>> START SUPPLIED ENTRIES
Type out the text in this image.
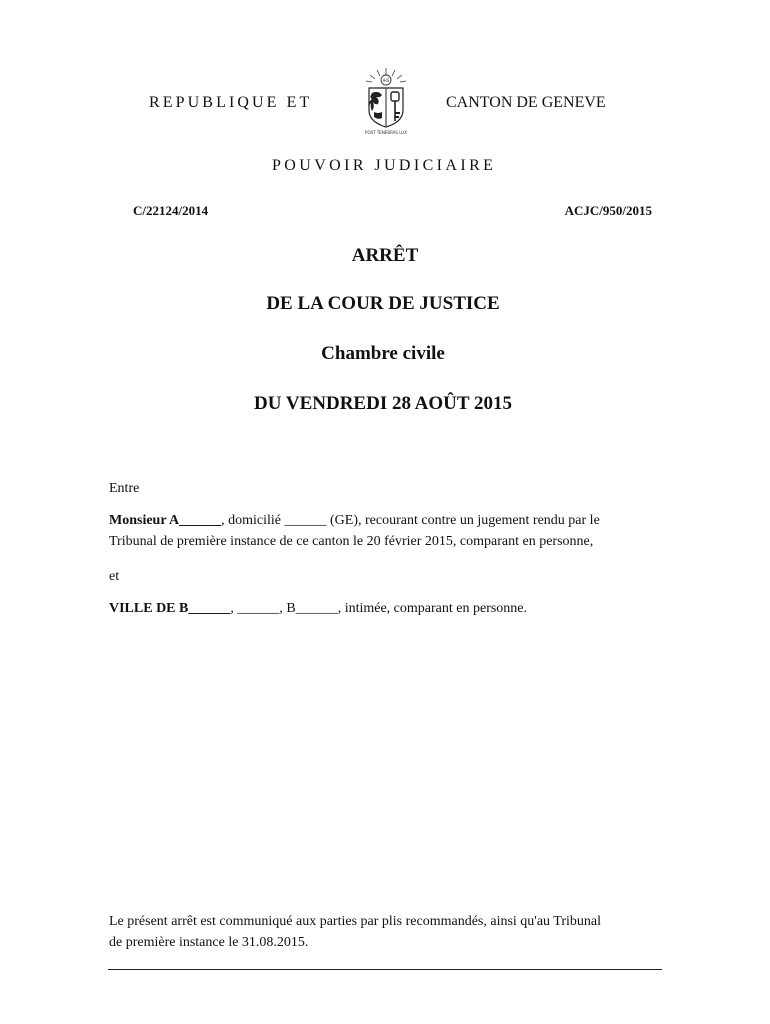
REPUBLIQUE ET
IHS
POST TENEBRAS LUX
CANTON DE GENEVE
POUVOIR JUDICIAIRE
C/22124/2014	ACJC/950/2015
ARRÊT
DE LA COUR DE JUSTICE
Chambre civile
DU VENDREDI 28 AOÛT 2015
Entre
Monsieur A______, domicilié ______ (GE), recourant contre un jugement rendu par le
Tribunal de première instance de ce canton le 20 février 2015, comparant en personne,
et
VILLE DE B______, ______, B______, intimée, comparant en personne.
Le présent arrêt est communiqué aux parties par plis recommandés, ainsi qu'au Tribunal
de première instance le 31.08.2015.
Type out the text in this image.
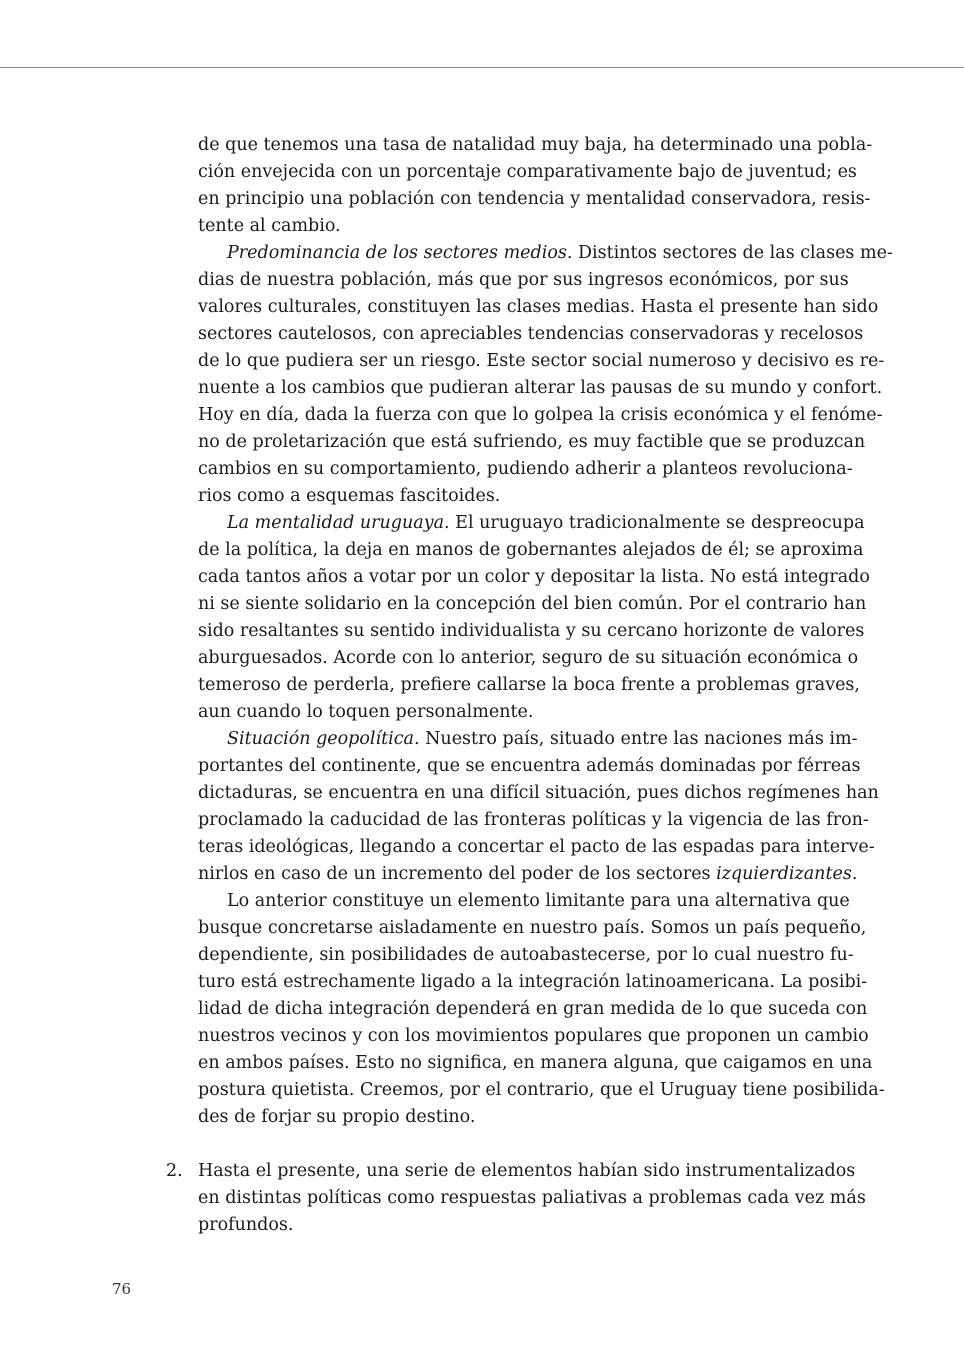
de que tenemos una tasa de natalidad muy baja, ha determinado una pobla-
ción envejecida con un porcentaje comparativamente bajo de juventud; es
en principio una población con tendencia y mentalidad conservadora, resis-
tente al cambio.
Predominancia de los sectores medios. Distintos sectores de las clases me-
dias de nuestra población, más que por sus ingresos económicos, por sus
valores culturales, constituyen las clases medias. Hasta el presente han sido
sectores cautelosos, con apreciables tendencias conservadoras y recelosos
de lo que pudiera ser un riesgo. Este sector social numeroso y decisivo es re-
nuente a los cambios que pudieran alterar las pausas de su mundo y confort.
Hoy en día, dada la fuerza con que lo golpea la crisis económica y el fenóme-
no de proletarización que está sufriendo, es muy factible que se produzcan
cambios en su comportamiento, pudiendo adherir a planteos revoluciona-
rios como a esquemas fascitoides.
La mentalidad uruguaya. El uruguayo tradicionalmente se despreocupa
de la política, la deja en manos de gobernantes alejados de él; se aproxima
cada tantos años a votar por un color y depositar la lista. No está integrado
ni se siente solidario en la concepción del bien común. Por el contrario han
sido resaltantes su sentido individualista y su cercano horizonte de valores
aburguesados. Acorde con lo anterior, seguro de su situación económica o
temeroso de perderla, prefiere callarse la boca frente a problemas graves,
aun cuando lo toquen personalmente.
Situación geopolítica. Nuestro país, situado entre las naciones más im-
portantes del continente, que se encuentra además dominadas por férreas
dictaduras, se encuentra en una difícil situación, pues dichos regímenes han
proclamado la caducidad de las fronteras políticas y la vigencia de las fron-
teras ideológicas, llegando a concertar el pacto de las espadas para interve-
nirlos en caso de un incremento del poder de los sectores izquierdizantes.
Lo anterior constituye un elemento limitante para una alternativa que
busque concretarse aisladamente en nuestro país. Somos un país pequeño,
dependiente, sin posibilidades de autoabastecerse, por lo cual nuestro fu-
turo está estrechamente ligado a la integración latinoamericana. La posibi-
lidad de dicha integración dependerá en gran medida de lo que suceda con
nuestros vecinos y con los movimientos populares que proponen un cambio
en ambos países. Esto no significa, en manera alguna, que caigamos en una
postura quietista. Creemos, por el contrario, que el Uruguay tiene posibilida-
des de forjar su propio destino.
2. Hasta el presente, una serie de elementos habían sido instrumentalizados
en distintas políticas como respuestas paliativas a problemas cada vez más
profundos.
76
>> END SUPPLIED ENTRIES
▶ **TASK DESCRIPTION**
The data above should be repeated exactly, minus any pictures.

▶ **EXERCISE SOLUTION**
Type out the text in this image.
REPUBLIQUE ET
IHS
POST TENEBRAS LUX
CANTON DE GENEVE
POUVOIR JUDICIAIRE
C/22124/2014	ACJC/950/2015
ARRÊT
DE LA COUR DE JUSTICE
Chambre civile
DU VENDREDI 28 AOÛT 2015
Entre
Monsieur A______, domicilié ______ (GE), recourant contre un jugement rendu par le
Tribunal de première instance de ce canton le 20 février 2015, comparant en personne,
et
VILLE DE B______, ______, B______, intimée, comparant en personne.
Le présent arrêt est communiqué aux parties par plis recommandés, ainsi qu'au Tribunal
de première instance le 31.08.2015.
Type out the text in this image.
de que tenemos una tasa de natalidad muy baja, ha determinado una pobla-
ción envejecida con un porcentaje comparativamente bajo de juventud; es
en principio una población con tendencia y mentalidad conservadora, resis-
tente al cambio.
Predominancia de los sectores medios. Distintos sectores de las clases me-
dias de nuestra población, más que por sus ingresos económicos, por sus
valores culturales, constituyen las clases medias. Hasta el presente han sido
sectores cautelosos, con apreciables tendencias conservadoras y recelosos
de lo que pudiera ser un riesgo. Este sector social numeroso y decisivo es re-
nuente a los cambios que pudieran alterar las pausas de su mundo y confort.
Hoy en día, dada la fuerza con que lo golpea la crisis económica y el fenóme-
no de proletarización que está sufriendo, es muy factible que se produzcan
cambios en su comportamiento, pudiendo adherir a planteos revoluciona-
rios como a esquemas fascitoides.
La mentalidad uruguaya. El uruguayo tradicionalmente se despreocupa
de la política, la deja en manos de gobernantes alejados de él; se aproxima
cada tantos años a votar por un color y depositar la lista. No está integrado
ni se siente solidario en la concepción del bien común. Por el contrario han
sido resaltantes su sentido individualista y su cercano horizonte de valores
aburguesados. Acorde con lo anterior, seguro de su situación económica o
temeroso de perderla, prefiere callarse la boca frente a problemas graves,
aun cuando lo toquen personalmente.
Situación geopolítica. Nuestro país, situado entre las naciones más im-
portantes del continente, que se encuentra además dominadas por férreas
dictaduras, se encuentra en una difícil situación, pues dichos regímenes han
proclamado la caducidad de las fronteras políticas y la vigencia de las fron-
teras ideológicas, llegando a concertar el pacto de las espadas para interve-
nirlos en caso de un incremento del poder de los sectores izquierdizantes.
Lo anterior constituye un elemento limitante para una alternativa que
busque concretarse aisladamente en nuestro país. Somos un país pequeño,
dependiente, sin posibilidades de autoabastecerse, por lo cual nuestro fu-
turo está estrechamente ligado a la integración latinoamericana. La posibi-
lidad de dicha integración dependerá en gran medida de lo que suceda con
nuestros vecinos y con los movimientos populares que proponen un cambio
en ambos países. Esto no significa, en manera alguna, que caigamos en una
postura quietista. Creemos, por el contrario, que el Uruguay tiene posibilida-
des de forjar su propio destino.
2. Hasta el presente, una serie de elementos habían sido instrumentalizados
en distintas políticas como respuestas paliativas a problemas cada vez más
profundos.
76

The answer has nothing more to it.